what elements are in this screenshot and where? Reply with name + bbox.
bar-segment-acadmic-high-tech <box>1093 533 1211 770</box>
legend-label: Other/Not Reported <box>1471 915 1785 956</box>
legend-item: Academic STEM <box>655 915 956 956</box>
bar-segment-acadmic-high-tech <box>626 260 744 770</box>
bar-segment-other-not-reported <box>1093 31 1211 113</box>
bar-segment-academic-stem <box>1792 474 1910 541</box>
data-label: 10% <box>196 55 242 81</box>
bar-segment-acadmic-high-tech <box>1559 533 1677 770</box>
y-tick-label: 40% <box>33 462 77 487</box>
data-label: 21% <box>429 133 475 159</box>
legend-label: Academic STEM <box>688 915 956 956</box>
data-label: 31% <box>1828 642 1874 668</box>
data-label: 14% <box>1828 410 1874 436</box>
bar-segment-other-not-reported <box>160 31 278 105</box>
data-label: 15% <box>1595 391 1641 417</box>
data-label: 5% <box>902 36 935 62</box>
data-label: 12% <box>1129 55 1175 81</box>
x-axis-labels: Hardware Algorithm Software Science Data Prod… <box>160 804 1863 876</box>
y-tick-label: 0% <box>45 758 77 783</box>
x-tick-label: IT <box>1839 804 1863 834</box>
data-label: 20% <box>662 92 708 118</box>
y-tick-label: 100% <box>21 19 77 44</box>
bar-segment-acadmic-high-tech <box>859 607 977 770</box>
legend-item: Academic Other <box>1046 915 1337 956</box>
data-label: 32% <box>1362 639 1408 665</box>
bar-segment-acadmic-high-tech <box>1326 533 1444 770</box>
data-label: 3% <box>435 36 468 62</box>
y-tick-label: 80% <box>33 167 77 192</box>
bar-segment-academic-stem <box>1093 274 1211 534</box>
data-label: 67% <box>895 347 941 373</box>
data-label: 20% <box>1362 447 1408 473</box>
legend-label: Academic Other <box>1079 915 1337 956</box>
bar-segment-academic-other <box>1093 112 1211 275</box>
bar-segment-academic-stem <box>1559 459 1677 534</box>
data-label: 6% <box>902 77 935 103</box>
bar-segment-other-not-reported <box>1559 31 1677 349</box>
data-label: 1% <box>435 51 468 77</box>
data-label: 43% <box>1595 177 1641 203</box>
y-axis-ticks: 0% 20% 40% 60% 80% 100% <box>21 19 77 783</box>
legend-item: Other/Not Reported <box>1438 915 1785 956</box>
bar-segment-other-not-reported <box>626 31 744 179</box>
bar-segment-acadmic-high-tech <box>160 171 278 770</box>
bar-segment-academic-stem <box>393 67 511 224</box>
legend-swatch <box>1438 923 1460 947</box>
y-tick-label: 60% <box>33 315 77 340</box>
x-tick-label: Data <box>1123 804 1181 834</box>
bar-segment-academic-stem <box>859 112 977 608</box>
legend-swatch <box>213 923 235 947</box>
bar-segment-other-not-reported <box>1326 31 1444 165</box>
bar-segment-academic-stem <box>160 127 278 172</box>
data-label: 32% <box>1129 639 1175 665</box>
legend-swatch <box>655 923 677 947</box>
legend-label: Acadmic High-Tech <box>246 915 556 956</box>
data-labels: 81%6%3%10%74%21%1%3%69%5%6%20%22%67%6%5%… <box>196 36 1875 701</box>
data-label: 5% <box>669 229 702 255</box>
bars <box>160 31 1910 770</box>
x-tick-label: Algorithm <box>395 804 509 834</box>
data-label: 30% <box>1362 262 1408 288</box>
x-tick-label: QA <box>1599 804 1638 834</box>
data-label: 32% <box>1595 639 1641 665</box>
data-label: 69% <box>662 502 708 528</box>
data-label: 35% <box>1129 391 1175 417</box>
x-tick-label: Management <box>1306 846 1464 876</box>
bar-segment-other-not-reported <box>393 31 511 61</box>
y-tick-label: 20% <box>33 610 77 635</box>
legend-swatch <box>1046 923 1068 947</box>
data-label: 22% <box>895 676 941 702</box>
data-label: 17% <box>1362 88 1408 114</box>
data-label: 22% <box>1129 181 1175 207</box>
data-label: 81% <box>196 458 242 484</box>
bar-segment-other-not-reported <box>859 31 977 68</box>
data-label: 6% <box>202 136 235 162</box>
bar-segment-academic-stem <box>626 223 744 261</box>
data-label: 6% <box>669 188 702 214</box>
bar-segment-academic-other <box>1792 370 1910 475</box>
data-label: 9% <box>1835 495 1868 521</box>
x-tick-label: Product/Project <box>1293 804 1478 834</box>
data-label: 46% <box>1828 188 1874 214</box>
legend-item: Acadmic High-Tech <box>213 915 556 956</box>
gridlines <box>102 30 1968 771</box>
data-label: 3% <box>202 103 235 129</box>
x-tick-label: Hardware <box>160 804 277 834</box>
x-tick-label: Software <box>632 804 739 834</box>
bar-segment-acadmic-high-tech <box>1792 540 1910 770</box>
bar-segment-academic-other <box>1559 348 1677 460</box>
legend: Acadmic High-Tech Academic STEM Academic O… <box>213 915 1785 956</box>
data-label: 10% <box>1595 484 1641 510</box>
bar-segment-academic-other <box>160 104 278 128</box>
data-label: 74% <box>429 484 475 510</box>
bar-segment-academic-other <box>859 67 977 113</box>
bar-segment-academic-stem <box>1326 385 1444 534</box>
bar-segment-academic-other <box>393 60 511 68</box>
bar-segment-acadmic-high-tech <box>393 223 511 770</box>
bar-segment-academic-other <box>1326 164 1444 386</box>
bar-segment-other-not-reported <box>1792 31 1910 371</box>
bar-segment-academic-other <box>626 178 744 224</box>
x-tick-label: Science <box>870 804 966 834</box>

§ Problem statement
Convert the material, from its first line through the line with "data-label: 10% <box>196 55 242 81</box>", into a Markdown table with two columns: Row, holding the row number, and Text, holding the line. Leave out blank lines.

§ Final result
| Row | Text |
|---|---|
| 1 | what elements are in this screenshot and where? Reply with name + bbox. |
| 2 | bar-segment-acadmic-high-tech <box>1093 533 1211 770</box> |
| 3 | legend-label: Other/Not Reported <box>1471 915 1785 956</box> |
| 4 | legend-item: Academic STEM <box>655 915 956 956</box> |
| 5 | bar-segment-acadmic-high-tech <box>626 260 744 770</box> |
| 6 | bar-segment-other-not-reported <box>1093 31 1211 113</box> |
| 7 | bar-segment-academic-stem <box>1792 474 1910 541</box> |
| 8 | data-label: 10% <box>196 55 242 81</box> |